Task objective: Each entry has to be copied exactly, with nothing missed.

Stored rows:
+--

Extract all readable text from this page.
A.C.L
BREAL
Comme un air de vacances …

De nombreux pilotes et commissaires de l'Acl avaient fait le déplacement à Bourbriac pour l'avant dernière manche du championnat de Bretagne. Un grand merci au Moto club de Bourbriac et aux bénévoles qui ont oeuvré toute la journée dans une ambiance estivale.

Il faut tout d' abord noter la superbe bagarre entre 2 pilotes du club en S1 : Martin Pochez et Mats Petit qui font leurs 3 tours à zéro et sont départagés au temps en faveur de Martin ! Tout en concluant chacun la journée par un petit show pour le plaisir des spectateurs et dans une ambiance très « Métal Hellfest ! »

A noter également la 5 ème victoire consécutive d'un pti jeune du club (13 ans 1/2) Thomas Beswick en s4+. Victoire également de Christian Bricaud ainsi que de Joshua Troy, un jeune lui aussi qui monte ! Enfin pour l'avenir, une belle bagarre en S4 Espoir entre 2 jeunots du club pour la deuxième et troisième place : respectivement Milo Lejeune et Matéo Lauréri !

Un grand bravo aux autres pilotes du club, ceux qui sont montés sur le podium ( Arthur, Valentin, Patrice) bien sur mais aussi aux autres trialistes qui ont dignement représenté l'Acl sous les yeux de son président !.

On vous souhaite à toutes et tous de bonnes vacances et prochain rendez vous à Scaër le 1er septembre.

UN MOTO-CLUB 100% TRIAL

+--

Complete response:
Extract all readable text from this page.
A.C.L
BREAL
Comme un air de vacances …

De nombreux pilotes et commissaires de l'Acl avaient fait le déplacement à Bourbriac pour l'avant dernière manche du championnat de Bretagne. Un grand merci au Moto club de Bourbriac et aux bénévoles qui ont oeuvré toute la journée dans une ambiance estivale.

Il faut tout d' abord noter la superbe bagarre entre 2 pilotes du club en S1 : Martin Pochez et Mats Petit qui font leurs 3 tours à zéro et sont départagés au temps en faveur de Martin ! Tout en concluant chacun la journée par un petit show pour le plaisir des spectateurs et dans une ambiance très « Métal Hellfest ! »

A noter également la 5 ème victoire consécutive d'un pti jeune du club (13 ans 1/2) Thomas Beswick en s4+. Victoire également de Christian Bricaud ainsi que de Joshua Troy, un jeune lui aussi qui monte ! Enfin pour l'avenir, une belle bagarre en S4 Espoir entre 2 jeunots du club pour la deuxième et troisième place : respectivement Milo Lejeune et Matéo Lauréri !

Un grand bravo aux autres pilotes du club, ceux qui sont montés sur le podium ( Arthur, Valentin, Patrice) bien sur mais aussi aux autres trialistes qui ont dignement représenté l'Acl sous les yeux de son président !.

On vous souhaite à toutes et tous de bonnes vacances et prochain rendez vous à Scaër le 1er septembre.

UN MOTO-CLUB 100% TRIAL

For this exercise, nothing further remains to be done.